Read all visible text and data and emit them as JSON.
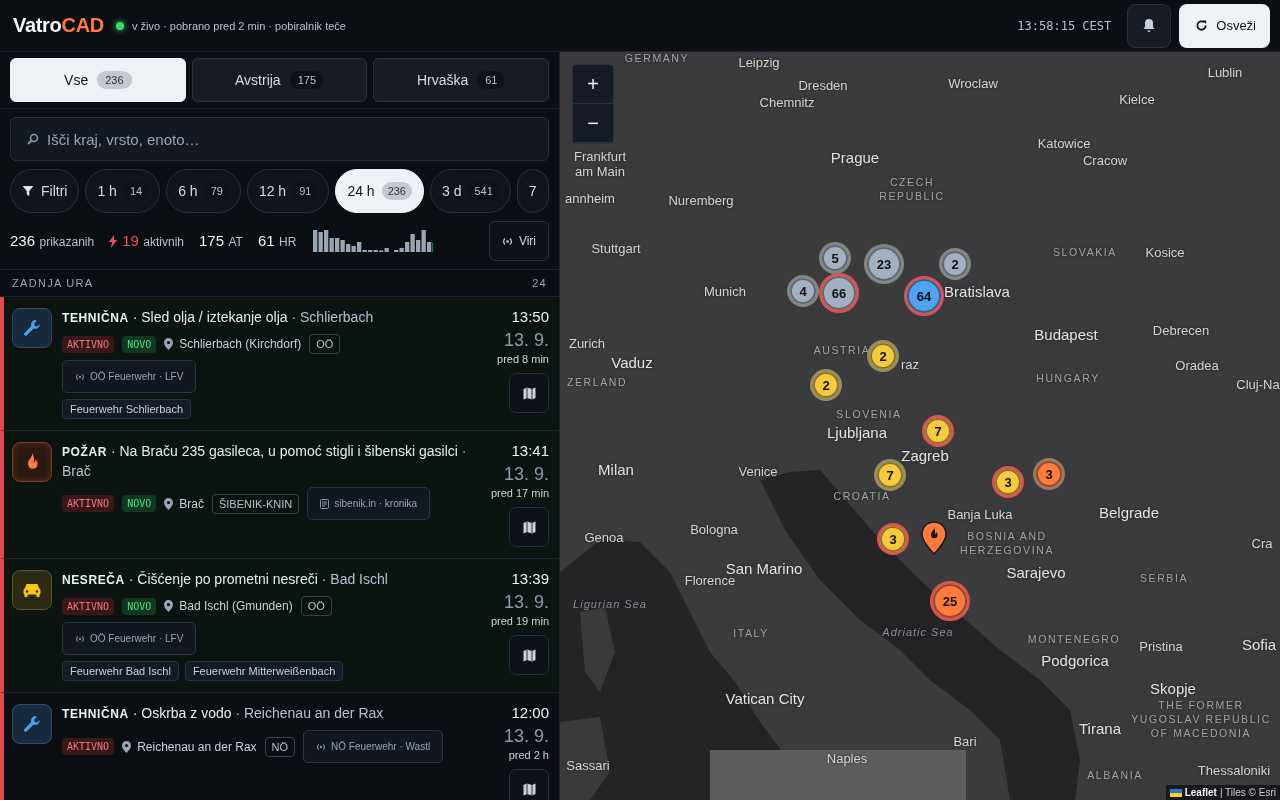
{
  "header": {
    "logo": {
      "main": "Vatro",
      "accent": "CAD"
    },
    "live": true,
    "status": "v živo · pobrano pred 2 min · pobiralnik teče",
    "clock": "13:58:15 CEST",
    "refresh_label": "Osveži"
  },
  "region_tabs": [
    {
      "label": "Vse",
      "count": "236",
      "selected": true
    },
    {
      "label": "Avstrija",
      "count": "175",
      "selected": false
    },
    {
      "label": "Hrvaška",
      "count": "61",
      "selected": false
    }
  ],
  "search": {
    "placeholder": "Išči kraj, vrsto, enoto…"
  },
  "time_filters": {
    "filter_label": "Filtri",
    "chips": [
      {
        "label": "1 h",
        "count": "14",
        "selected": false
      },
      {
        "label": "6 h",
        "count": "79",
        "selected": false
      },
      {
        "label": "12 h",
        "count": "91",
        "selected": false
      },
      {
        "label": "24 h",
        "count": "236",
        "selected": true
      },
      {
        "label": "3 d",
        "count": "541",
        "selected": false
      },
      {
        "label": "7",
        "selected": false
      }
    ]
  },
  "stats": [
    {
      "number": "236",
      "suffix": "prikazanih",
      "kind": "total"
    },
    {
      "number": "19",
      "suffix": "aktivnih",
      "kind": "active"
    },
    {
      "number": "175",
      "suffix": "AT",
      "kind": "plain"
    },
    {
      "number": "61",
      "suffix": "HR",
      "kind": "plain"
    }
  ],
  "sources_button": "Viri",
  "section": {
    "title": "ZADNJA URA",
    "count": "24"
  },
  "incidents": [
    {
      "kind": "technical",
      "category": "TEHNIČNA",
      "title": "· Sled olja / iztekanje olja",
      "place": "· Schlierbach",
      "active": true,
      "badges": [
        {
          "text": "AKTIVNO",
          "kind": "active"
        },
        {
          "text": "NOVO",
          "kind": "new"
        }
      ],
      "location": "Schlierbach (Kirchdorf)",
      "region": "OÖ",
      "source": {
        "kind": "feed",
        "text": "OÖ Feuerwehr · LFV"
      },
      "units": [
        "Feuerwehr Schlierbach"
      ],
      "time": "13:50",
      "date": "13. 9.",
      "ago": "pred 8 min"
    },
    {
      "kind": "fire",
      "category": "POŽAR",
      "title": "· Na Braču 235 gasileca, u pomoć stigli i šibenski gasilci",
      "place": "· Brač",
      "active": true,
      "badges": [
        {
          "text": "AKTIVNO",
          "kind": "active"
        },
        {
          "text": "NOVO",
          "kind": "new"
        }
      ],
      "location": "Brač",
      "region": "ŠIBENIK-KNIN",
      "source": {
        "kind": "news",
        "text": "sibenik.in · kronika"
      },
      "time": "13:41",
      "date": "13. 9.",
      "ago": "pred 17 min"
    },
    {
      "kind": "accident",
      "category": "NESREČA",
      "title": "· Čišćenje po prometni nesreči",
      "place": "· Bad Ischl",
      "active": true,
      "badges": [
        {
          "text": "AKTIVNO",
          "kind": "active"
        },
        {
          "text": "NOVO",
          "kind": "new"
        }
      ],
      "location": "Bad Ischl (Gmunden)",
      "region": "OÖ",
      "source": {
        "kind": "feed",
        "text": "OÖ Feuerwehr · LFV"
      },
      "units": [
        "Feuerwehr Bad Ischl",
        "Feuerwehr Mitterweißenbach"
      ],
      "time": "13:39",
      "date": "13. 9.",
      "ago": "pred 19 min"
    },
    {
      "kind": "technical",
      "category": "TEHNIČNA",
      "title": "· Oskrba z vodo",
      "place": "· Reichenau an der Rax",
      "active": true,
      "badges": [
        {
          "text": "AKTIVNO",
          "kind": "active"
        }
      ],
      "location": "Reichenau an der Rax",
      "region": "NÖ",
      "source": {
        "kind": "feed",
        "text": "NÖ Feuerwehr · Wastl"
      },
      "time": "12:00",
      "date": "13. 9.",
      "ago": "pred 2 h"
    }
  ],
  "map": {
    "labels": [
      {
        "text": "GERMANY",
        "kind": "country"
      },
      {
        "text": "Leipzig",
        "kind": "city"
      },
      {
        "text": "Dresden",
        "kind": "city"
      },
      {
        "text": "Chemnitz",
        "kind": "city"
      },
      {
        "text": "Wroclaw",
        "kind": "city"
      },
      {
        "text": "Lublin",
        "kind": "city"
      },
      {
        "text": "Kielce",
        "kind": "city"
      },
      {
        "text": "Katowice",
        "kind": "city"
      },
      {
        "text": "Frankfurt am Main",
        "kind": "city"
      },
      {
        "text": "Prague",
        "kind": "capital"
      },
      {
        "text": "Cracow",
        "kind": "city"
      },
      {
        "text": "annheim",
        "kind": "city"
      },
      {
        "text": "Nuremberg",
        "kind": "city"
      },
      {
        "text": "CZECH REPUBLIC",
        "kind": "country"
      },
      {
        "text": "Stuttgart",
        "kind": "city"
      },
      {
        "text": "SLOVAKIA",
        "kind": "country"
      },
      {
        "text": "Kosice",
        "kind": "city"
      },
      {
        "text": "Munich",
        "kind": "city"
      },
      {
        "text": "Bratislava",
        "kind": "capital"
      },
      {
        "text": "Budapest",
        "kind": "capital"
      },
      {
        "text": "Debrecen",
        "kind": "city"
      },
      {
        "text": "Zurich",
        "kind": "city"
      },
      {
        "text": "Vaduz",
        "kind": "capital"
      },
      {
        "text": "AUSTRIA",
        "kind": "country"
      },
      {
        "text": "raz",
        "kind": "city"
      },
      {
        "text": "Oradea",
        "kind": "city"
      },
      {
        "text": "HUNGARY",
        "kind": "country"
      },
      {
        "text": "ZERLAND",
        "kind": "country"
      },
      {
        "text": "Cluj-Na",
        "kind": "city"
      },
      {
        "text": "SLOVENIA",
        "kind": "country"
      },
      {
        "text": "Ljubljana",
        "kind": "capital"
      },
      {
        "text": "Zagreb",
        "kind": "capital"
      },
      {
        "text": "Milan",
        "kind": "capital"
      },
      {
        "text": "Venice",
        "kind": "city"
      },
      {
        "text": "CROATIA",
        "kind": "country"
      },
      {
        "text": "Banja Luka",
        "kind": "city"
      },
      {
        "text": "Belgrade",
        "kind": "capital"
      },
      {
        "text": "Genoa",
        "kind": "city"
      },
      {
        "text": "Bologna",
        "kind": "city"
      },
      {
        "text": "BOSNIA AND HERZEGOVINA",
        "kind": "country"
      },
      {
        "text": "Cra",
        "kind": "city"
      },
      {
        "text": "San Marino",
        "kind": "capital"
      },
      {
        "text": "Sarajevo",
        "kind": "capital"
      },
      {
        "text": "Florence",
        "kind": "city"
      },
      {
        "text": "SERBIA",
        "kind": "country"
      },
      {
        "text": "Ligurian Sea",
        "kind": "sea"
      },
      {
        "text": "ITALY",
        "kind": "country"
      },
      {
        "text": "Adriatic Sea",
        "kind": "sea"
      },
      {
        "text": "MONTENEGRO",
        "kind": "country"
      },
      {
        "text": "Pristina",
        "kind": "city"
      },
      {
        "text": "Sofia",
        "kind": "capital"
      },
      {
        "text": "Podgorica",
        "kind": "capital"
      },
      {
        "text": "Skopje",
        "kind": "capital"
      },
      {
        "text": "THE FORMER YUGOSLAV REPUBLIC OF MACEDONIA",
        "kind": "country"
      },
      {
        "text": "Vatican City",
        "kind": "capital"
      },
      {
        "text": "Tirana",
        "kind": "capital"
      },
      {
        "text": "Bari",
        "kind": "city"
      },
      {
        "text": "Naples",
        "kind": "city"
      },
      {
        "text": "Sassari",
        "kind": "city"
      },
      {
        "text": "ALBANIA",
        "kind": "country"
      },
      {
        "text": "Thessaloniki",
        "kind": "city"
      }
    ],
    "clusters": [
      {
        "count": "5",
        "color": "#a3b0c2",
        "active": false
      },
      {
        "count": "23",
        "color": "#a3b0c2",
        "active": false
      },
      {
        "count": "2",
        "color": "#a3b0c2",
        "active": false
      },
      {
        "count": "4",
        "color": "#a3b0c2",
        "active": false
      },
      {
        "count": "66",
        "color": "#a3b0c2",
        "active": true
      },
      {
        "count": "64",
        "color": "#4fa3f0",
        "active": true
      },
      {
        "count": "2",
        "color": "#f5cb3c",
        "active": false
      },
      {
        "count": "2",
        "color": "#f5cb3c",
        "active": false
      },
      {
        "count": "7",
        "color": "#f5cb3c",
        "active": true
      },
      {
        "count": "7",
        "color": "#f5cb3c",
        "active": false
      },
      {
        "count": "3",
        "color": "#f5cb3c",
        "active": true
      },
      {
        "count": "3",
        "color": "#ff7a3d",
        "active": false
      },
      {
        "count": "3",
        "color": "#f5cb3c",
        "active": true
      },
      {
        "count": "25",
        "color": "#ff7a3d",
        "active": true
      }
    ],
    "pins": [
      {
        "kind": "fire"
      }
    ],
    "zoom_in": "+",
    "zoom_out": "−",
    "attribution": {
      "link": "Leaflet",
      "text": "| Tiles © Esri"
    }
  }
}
--------------------
__YOUR OBJECTIVE__: Locate all lines in the listing above with the word "number" and copy them.

__THE RESULT__:
      "number": "236",
      "number": "19",
      "number": "175",
      "number": "61",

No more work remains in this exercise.